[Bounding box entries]
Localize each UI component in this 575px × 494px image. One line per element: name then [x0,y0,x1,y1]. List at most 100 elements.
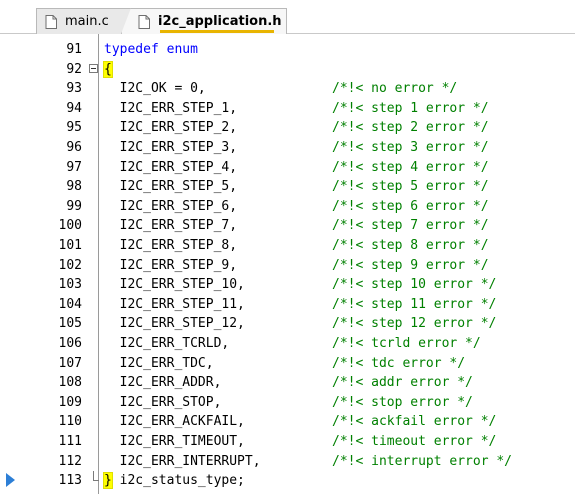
code-comment: /*!< step 7 error */ [332,218,489,234]
code-line: 95 I2C_ERR_STEP_2, /*!< step 2 error */ [0,118,575,138]
line-number: 95 [66,120,82,136]
code-text: I2C_ERR_TDC, [104,354,214,374]
code-text: I2C_OK = 0, [104,79,206,99]
code-comment: /*!< interrupt error */ [332,453,513,469]
code-comment: /*!< no error */ [332,81,458,97]
code-text: I2C_ERR_TIMEOUT, [104,432,245,452]
code-text: I2C_ERR_STEP_6, [104,197,237,217]
line-number: 112 [58,453,82,469]
code-line: 98 I2C_ERR_STEP_5, /*!< step 5 error */ [0,177,575,197]
code-editor-window: main.c i2c_application.h 91 typedef enum 9… [0,0,575,494]
code-text: I2C_ERR_STEP_1, [104,99,237,119]
code-text: I2C_ERR_STEP_3, [104,138,237,158]
code-token: I2C_OK = 0, [104,81,206,97]
code-token: I2C_ERR_TCRLD, [104,336,230,351]
code-token: I2C_ERR_STEP_10, [104,277,245,293]
code-text: I2C_ERR_STEP_11, [104,295,245,315]
tab-label: main.c [65,14,109,29]
code-line: 100 I2C_ERR_STEP_7, /*!< step 7 error */ [0,216,575,236]
code-text: I2C_ERR_STEP_9, [104,256,237,276]
line-number: 100 [58,218,82,234]
code-token: I2C_ERR_STEP_3, [104,140,238,155]
line-number: 99 [66,198,82,214]
line-number: 111 [58,434,82,449]
code-line: 99 I2C_ERR_STEP_6, /*!< step 6 error */ [0,197,575,217]
code-line: 105 I2C_ERR_STEP_12, /*!< step 12 error *… [0,314,575,334]
code-line: 109 I2C_ERR_STOP, /*!< stop error */ [0,393,575,413]
code-line: 92 { [0,60,575,80]
code-token: I2C_ERR_STEP_7, [104,218,238,234]
line-number: 93 [66,81,82,97]
line-number: 101 [58,238,82,253]
line-number: 113 [58,473,82,489]
code-comment: /*!< stop error */ [332,394,473,410]
fold-collapse-icon[interactable] [89,63,98,73]
code-comment: /*!< ackfail error */ [332,414,497,430]
line-number: 106 [58,336,82,351]
code-line: 104 I2C_ERR_STEP_11, /*!< step 11 error *… [0,295,575,315]
line-number: 96 [66,140,82,155]
code-line: 107 I2C_ERR_TDC, /*!< tdc error */ [0,354,575,374]
active-tab-indicator [160,30,274,33]
code-token: I2C_ERR_INTERRUPT, [104,453,261,469]
code-comment: /*!< addr error */ [332,375,473,391]
code-comment: /*!< step 1 error */ [332,100,489,116]
code-comment: /*!< step 3 error */ [332,140,489,155]
code-token: I2C_ERR_STOP, [104,394,222,410]
line-number: 91 [66,42,82,57]
code-line: 108 I2C_ERR_ADDR, /*!< addr error */ [0,373,575,393]
code-token: I2C_ERR_ADDR, [104,375,222,391]
code-token: I2C_ERR_ACKFAIL, [104,414,245,430]
fold-end-marker [93,471,99,482]
tab-label: i2c_application.h [158,14,282,29]
code-comment: /*!< step 10 error */ [332,277,497,293]
code-text: I2C_ERR_STEP_2, [104,118,237,138]
code-line: 91 typedef enum [0,40,575,60]
file-icon [45,14,57,29]
line-number: 102 [58,257,82,273]
code-line: 111 I2C_ERR_TIMEOUT, /*!< timeout error *… [0,432,575,452]
line-number: 92 [66,61,82,77]
code-line: 94 I2C_ERR_STEP_1, /*!< step 1 error */ [0,99,575,119]
code-text: I2C_ERR_TCRLD, [104,334,230,354]
line-number: 109 [58,394,82,410]
code-line: 103 I2C_ERR_STEP_10, /*!< step 10 error *… [0,275,575,295]
code-text: } i2c_status_type; [103,471,245,491]
code-comment: /*!< step 6 error */ [332,198,489,214]
code-token: I2C_ERR_STEP_12, [104,316,245,332]
code-view[interactable]: 91 typedef enum 92 {93 I2C_OK = 0, /*!< no e… [0,34,575,494]
line-number: 105 [58,316,82,332]
file-icon [138,14,150,29]
line-number: 108 [58,375,82,391]
code-comment: /*!< tcrld error */ [332,336,481,351]
code-token: I2C_ERR_STEP_1, [104,100,238,116]
line-number: 98 [66,179,82,195]
code-text: { [103,60,113,80]
code-token: I2C_ERR_STEP_8, [104,238,238,253]
line-number: 103 [58,277,82,293]
code-text: I2C_ERR_STEP_7, [104,216,237,236]
code-comment: /*!< step 11 error */ [332,296,497,312]
code-comment: /*!< step 8 error */ [332,238,489,253]
code-token: I2C_ERR_TIMEOUT, [104,434,245,449]
code-line: 93 I2C_OK = 0, /*!< no error */ [0,79,575,99]
code-token: I2C_ERR_TDC, [104,355,214,371]
tab-bar: main.c i2c_application.h [0,0,575,34]
code-text: I2C_ERR_ACKFAIL, [104,412,245,432]
code-line: 112 I2C_ERR_INTERRUPT, /*!< interrupt err… [0,452,575,472]
line-number: 107 [58,355,82,371]
code-token: i2c_status_type; [111,473,245,489]
code-comment: /*!< tdc error */ [332,355,466,371]
code-text: I2C_ERR_STEP_10, [104,275,245,295]
code-text: I2C_ERR_INTERRUPT, [104,452,261,472]
code-text: I2C_ERR_STEP_8, [104,236,237,256]
code-line: 113 } i2c_status_type; [0,471,575,491]
code-line: 110 I2C_ERR_ACKFAIL, /*!< ackfail error *… [0,412,575,432]
current-line-arrow-icon [6,473,15,488]
code-line: 96 I2C_ERR_STEP_3, /*!< step 3 error */ [0,138,575,158]
line-number: 97 [66,159,82,175]
line-number: 94 [66,100,82,116]
code-token: I2C_ERR_STEP_9, [104,257,238,273]
code-line: 97 I2C_ERR_STEP_4, /*!< step 4 error */ [0,158,575,178]
line-number: 110 [58,414,82,430]
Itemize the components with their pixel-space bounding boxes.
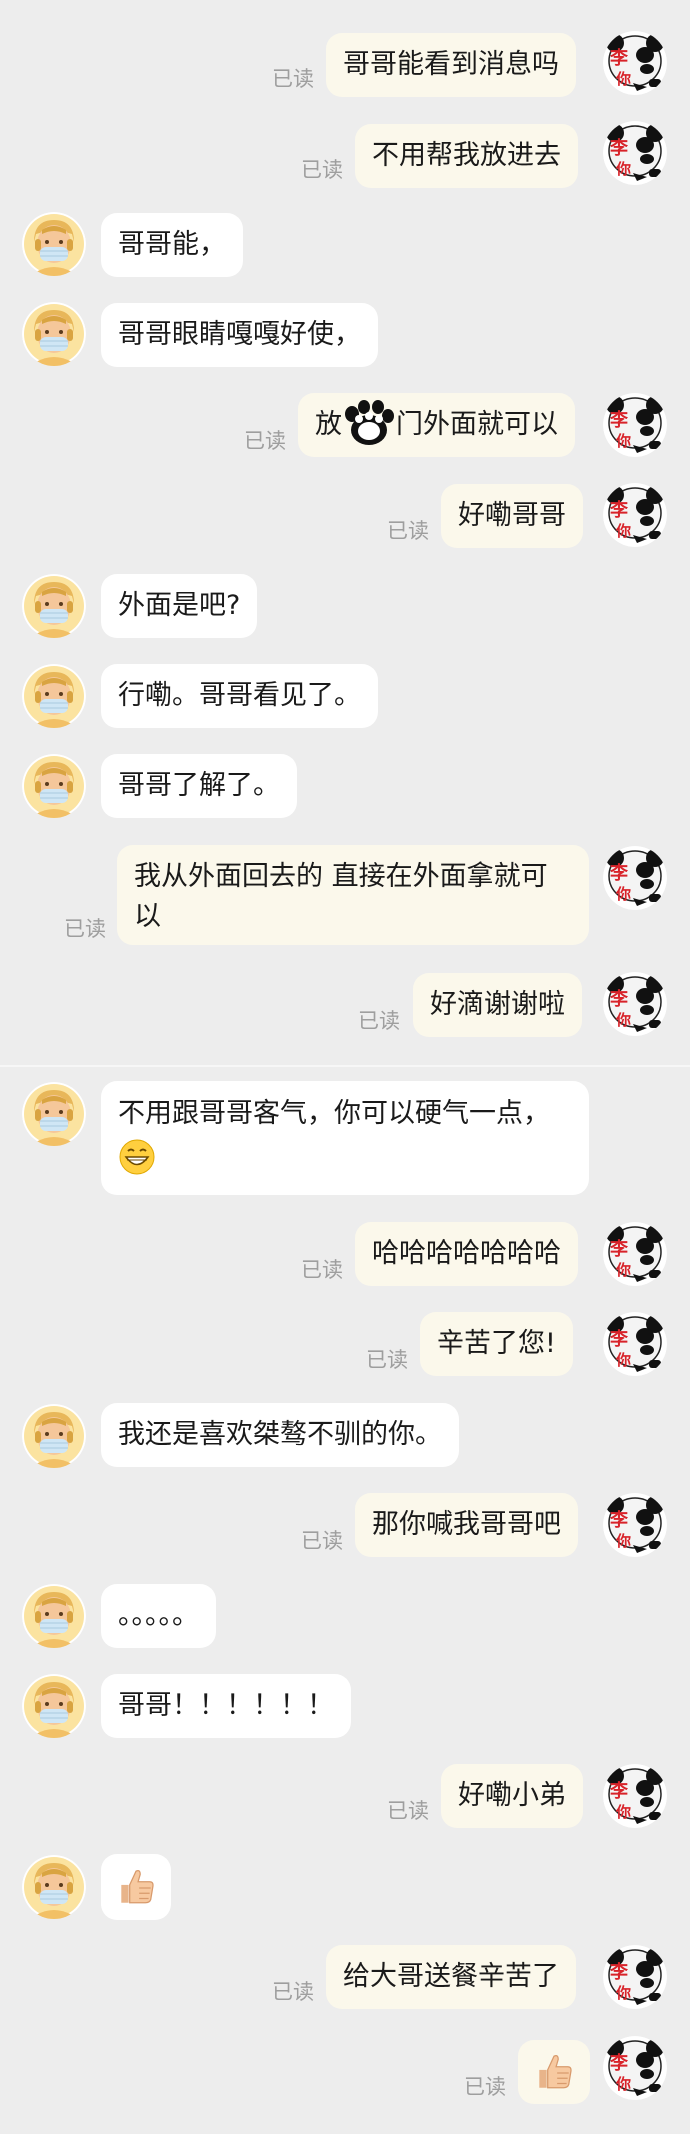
incoming-message-bubble[interactable] [101, 1854, 171, 1920]
outgoing-message-bubble[interactable]: 辛苦了您! [420, 1312, 573, 1376]
panda-meme-avatar[interactable] [603, 1764, 667, 1828]
outgoing-message-bubble[interactable]: 不用帮我放进去 [355, 124, 578, 188]
panda-meme-avatar[interactable] [603, 846, 667, 910]
message-text-part: 放 [315, 409, 342, 440]
panda-meme-avatar[interactable] [603, 1222, 667, 1286]
paw-icon [342, 400, 396, 446]
masked-person-avatar[interactable] [22, 1584, 86, 1648]
read-receipt: 已读 [387, 519, 429, 543]
incoming-message-bubble[interactable]: 不用跟哥哥客气，你可以硬气一点， [101, 1081, 589, 1195]
panda-meme-avatar[interactable] [603, 1945, 667, 2009]
incoming-message-bubble[interactable]: 哥哥！！！！！！ [101, 1674, 351, 1738]
read-receipt: 已读 [301, 158, 343, 182]
panda-meme-avatar[interactable] [603, 2036, 667, 2100]
masked-person-avatar[interactable] [22, 1082, 86, 1146]
read-receipt: 已读 [272, 67, 314, 91]
outgoing-message-bubble[interactable]: 给大哥送餐辛苦了 [326, 1945, 576, 2009]
incoming-message-bubble[interactable]: 哥哥眼睛嘎嘎好使， [101, 303, 378, 367]
panda-meme-avatar[interactable] [603, 1312, 667, 1376]
outgoing-message-bubble[interactable]: 我从外面回去的 直接在外面拿就可以 [117, 845, 589, 945]
read-receipt: 已读 [358, 1009, 400, 1033]
incoming-message-bubble[interactable]: 。。。。。 [101, 1584, 216, 1648]
outgoing-message-bubble[interactable]: 好嘞小弟 [441, 1764, 583, 1828]
read-receipt: 已读 [301, 1529, 343, 1553]
read-receipt: 已读 [387, 1799, 429, 1823]
panda-meme-avatar[interactable] [603, 483, 667, 547]
outgoing-message-bubble[interactable]: 那你喊我哥哥吧 [355, 1493, 578, 1557]
masked-person-avatar[interactable] [22, 664, 86, 728]
read-receipt: 已读 [366, 1348, 408, 1372]
read-receipt: 已读 [244, 429, 286, 453]
incoming-message-bubble[interactable]: 哥哥了解了。 [101, 754, 297, 818]
message-text-part: 门外面就可以 [396, 409, 558, 440]
outgoing-message-bubble[interactable]: 放 门外面就可以 [298, 393, 575, 457]
thumbs-up-emoji-icon [115, 1866, 157, 1908]
read-receipt: 已读 [464, 2075, 506, 2099]
panda-meme-avatar[interactable] [603, 393, 667, 457]
panda-meme-avatar[interactable] [603, 1493, 667, 1557]
read-receipt: 已读 [301, 1258, 343, 1282]
outgoing-message-bubble[interactable]: 好滴谢谢啦 [413, 973, 582, 1037]
masked-person-avatar[interactable] [22, 302, 86, 366]
panda-meme-avatar[interactable] [603, 121, 667, 185]
grin-emoji-icon [118, 1136, 156, 1178]
masked-person-avatar[interactable] [22, 212, 86, 276]
incoming-message-bubble[interactable]: 哥哥能， [101, 213, 243, 277]
message-text: 不用跟哥哥客气，你可以硬气一点， [118, 1098, 550, 1129]
incoming-message-bubble[interactable]: 外面是吧? [101, 574, 258, 638]
read-receipt: 已读 [64, 917, 106, 941]
masked-person-avatar[interactable] [22, 1674, 86, 1738]
incoming-message-bubble[interactable]: 行嘞。哥哥看见了。 [101, 664, 378, 728]
masked-person-avatar[interactable] [22, 754, 86, 818]
outgoing-message-bubble[interactable]: 哈哈哈哈哈哈哈 [355, 1222, 578, 1286]
panda-meme-avatar[interactable] [603, 972, 667, 1036]
masked-person-avatar[interactable] [22, 1855, 86, 1919]
panda-meme-avatar[interactable] [603, 31, 667, 95]
masked-person-avatar[interactable] [22, 574, 86, 638]
masked-person-avatar[interactable] [22, 1404, 86, 1468]
divider [0, 1065, 690, 1067]
outgoing-message-bubble[interactable] [518, 2040, 590, 2104]
read-receipt: 已读 [272, 1980, 314, 2004]
thumbs-up-emoji-icon [533, 2051, 575, 2093]
outgoing-message-bubble[interactable]: 哥哥能看到消息吗 [326, 33, 576, 97]
outgoing-message-bubble[interactable]: 好嘞哥哥 [441, 484, 583, 548]
incoming-message-bubble[interactable]: 我还是喜欢桀骜不驯的你。 [101, 1403, 459, 1467]
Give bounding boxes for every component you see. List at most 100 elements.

● **Instructions for the task**
Copy the lines starting with the line that contains "code-comment: /*!< step 7" and going on through the line that contains "code-comment: /*!< interrupt", both included, with no changes.

● **Full output**
code-comment: /*!< step 7 error */ [332,218,489,234]
code-line: 95 I2C_ERR_STEP_2, /*!< step 2 error */ [0,118,575,138]
line-number: 95 [66,120,82,136]
code-text: I2C_ERR_TDC, [104,354,214,374]
code-text: I2C_OK = 0, [104,79,206,99]
code-comment: /*!< interrupt error */ [332,453,513,469]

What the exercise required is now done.